# [SET PROBLEM]
Copy down every line where the string "JSON" shows up.

Source records:
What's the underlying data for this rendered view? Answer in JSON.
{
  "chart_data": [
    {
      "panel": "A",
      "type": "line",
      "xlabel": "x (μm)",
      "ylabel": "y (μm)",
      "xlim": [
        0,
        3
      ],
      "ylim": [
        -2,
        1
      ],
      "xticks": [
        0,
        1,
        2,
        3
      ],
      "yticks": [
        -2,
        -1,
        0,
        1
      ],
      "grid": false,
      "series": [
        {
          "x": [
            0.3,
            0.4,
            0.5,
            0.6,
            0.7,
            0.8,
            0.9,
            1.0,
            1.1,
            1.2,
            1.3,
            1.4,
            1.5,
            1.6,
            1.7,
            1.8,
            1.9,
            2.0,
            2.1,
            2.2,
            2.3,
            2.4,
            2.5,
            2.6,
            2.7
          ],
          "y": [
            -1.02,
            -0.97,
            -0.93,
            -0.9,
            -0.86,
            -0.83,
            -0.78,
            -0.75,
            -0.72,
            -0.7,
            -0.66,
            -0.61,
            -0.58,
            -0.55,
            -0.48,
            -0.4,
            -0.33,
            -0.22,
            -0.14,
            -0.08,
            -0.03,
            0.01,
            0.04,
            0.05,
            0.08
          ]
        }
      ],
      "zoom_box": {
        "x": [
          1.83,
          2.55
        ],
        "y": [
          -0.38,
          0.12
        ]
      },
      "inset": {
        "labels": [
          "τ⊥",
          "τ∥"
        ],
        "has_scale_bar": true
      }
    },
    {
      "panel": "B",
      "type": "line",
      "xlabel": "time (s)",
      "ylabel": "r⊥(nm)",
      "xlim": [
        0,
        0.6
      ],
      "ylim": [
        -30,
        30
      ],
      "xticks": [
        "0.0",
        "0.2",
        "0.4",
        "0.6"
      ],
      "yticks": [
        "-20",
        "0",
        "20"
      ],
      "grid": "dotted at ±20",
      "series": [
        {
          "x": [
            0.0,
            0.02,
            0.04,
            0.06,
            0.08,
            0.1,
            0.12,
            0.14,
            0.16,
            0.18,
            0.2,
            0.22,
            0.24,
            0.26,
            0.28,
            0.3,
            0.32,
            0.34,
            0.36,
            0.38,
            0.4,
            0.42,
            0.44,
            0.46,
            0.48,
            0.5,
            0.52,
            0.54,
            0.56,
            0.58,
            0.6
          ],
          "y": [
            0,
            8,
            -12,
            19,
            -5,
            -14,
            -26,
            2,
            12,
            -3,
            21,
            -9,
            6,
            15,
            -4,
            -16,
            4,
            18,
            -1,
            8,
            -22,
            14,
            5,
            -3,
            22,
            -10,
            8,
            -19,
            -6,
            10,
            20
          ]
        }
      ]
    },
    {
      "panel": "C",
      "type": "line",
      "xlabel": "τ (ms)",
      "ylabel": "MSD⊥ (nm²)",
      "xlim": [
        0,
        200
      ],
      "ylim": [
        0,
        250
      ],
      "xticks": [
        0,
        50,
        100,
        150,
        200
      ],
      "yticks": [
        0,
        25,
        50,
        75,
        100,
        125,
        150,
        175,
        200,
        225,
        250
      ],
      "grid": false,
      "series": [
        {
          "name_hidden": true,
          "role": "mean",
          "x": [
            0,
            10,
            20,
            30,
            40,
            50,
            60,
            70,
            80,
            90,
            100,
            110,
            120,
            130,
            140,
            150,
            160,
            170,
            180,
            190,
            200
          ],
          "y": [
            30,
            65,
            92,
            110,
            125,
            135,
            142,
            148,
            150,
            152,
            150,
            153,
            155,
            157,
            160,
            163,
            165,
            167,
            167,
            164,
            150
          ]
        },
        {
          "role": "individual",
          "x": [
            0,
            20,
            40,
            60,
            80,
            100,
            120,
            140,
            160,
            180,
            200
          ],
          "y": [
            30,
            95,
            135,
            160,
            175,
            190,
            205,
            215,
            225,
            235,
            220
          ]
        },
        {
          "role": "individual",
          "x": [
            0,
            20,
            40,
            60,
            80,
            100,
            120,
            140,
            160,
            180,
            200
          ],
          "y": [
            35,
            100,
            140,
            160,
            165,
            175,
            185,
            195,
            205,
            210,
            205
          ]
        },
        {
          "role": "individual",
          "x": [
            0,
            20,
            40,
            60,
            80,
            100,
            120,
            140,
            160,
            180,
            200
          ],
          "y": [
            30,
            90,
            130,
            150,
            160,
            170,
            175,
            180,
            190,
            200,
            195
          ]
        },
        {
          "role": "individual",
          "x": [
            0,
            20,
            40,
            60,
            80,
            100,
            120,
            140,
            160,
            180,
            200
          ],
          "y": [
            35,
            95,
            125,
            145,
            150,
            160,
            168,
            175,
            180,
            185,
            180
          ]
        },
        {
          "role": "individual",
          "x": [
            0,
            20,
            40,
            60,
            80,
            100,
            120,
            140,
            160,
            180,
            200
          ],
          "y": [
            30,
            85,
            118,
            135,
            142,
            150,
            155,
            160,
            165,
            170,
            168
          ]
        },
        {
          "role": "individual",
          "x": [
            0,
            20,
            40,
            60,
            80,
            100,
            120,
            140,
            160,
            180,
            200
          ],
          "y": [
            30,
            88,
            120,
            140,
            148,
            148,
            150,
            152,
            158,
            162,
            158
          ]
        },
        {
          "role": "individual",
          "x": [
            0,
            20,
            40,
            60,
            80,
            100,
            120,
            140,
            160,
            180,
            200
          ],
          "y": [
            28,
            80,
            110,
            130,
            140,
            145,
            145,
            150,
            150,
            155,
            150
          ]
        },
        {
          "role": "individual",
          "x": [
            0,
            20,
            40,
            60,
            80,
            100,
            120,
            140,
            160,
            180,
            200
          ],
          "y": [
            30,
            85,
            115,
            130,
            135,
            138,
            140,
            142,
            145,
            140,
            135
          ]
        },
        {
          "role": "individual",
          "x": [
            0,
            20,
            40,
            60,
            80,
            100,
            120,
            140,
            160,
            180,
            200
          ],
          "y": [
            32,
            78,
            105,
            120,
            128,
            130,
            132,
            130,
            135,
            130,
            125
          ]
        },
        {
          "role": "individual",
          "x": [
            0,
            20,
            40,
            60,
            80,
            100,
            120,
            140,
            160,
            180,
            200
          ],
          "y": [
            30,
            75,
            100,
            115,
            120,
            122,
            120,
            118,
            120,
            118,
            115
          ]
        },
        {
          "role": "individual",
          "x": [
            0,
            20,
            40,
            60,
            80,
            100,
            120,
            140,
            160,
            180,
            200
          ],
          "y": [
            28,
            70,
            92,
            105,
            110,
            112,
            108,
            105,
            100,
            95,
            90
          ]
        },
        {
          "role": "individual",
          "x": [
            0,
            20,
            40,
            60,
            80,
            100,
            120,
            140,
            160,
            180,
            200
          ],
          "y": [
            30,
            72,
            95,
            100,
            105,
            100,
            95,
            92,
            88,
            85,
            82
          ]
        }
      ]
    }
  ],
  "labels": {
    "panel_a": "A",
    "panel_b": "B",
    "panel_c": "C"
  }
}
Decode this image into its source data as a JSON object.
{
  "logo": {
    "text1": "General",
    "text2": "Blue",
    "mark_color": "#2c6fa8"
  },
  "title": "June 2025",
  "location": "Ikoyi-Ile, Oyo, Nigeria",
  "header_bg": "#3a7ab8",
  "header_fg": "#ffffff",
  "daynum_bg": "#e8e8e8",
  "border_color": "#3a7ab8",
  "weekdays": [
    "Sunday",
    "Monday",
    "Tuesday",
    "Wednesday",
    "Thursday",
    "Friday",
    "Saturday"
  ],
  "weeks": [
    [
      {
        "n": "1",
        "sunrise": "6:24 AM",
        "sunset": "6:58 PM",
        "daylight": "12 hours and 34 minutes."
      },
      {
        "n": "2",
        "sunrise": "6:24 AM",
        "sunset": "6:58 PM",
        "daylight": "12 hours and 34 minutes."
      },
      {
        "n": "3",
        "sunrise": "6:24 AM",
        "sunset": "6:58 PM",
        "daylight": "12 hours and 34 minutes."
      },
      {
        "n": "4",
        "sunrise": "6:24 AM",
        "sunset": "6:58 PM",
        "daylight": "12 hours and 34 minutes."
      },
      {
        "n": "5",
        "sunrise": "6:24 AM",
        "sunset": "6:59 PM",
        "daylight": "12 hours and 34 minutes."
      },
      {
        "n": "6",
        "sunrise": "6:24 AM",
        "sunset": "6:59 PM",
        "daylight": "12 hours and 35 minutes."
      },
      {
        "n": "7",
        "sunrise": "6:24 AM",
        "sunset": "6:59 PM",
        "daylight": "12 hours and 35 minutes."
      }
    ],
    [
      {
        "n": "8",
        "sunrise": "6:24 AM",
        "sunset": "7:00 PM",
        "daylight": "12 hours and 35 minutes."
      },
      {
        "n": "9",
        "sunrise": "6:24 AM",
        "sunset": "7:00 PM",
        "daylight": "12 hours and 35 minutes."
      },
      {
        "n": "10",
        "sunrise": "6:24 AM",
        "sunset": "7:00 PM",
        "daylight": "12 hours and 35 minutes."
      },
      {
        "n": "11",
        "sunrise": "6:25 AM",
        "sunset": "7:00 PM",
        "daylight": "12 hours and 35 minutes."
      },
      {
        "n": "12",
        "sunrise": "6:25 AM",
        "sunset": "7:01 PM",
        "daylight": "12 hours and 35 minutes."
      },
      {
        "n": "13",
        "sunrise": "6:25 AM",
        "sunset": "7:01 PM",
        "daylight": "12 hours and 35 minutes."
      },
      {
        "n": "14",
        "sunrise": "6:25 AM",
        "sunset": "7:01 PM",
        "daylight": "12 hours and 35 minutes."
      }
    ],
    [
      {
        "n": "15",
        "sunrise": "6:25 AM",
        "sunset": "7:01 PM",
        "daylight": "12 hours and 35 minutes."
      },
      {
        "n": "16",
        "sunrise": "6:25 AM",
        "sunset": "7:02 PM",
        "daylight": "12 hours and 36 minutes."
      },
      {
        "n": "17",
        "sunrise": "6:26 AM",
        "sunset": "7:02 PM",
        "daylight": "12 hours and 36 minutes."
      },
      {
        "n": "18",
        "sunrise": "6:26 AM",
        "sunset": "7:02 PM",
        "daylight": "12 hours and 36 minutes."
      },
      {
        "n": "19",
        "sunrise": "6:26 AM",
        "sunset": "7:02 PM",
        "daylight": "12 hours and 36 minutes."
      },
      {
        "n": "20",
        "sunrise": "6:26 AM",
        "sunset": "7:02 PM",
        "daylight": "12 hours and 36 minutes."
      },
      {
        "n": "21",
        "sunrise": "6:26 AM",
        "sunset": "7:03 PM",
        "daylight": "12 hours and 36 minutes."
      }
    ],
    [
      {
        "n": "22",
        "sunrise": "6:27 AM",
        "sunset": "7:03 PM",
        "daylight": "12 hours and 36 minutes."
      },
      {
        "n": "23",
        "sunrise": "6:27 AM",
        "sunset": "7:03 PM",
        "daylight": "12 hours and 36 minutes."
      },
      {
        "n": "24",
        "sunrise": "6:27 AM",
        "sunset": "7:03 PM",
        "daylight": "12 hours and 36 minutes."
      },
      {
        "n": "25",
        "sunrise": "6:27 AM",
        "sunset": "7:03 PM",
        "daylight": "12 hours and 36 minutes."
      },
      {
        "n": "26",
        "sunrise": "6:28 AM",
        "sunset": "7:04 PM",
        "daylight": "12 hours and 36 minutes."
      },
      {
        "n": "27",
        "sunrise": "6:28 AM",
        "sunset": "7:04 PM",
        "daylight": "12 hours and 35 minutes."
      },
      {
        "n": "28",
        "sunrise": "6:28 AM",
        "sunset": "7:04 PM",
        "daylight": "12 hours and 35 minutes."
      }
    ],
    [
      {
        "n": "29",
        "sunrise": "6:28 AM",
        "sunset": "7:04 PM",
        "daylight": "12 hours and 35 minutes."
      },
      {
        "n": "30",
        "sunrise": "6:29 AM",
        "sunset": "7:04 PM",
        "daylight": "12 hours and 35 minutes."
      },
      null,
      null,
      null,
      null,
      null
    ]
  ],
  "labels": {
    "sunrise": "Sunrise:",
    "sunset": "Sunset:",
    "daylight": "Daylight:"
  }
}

# [RESULT OF THIS TASK]
What's the underlying data for this rendered view? Answer in JSON.
Decode this image into its source data as a JSON object.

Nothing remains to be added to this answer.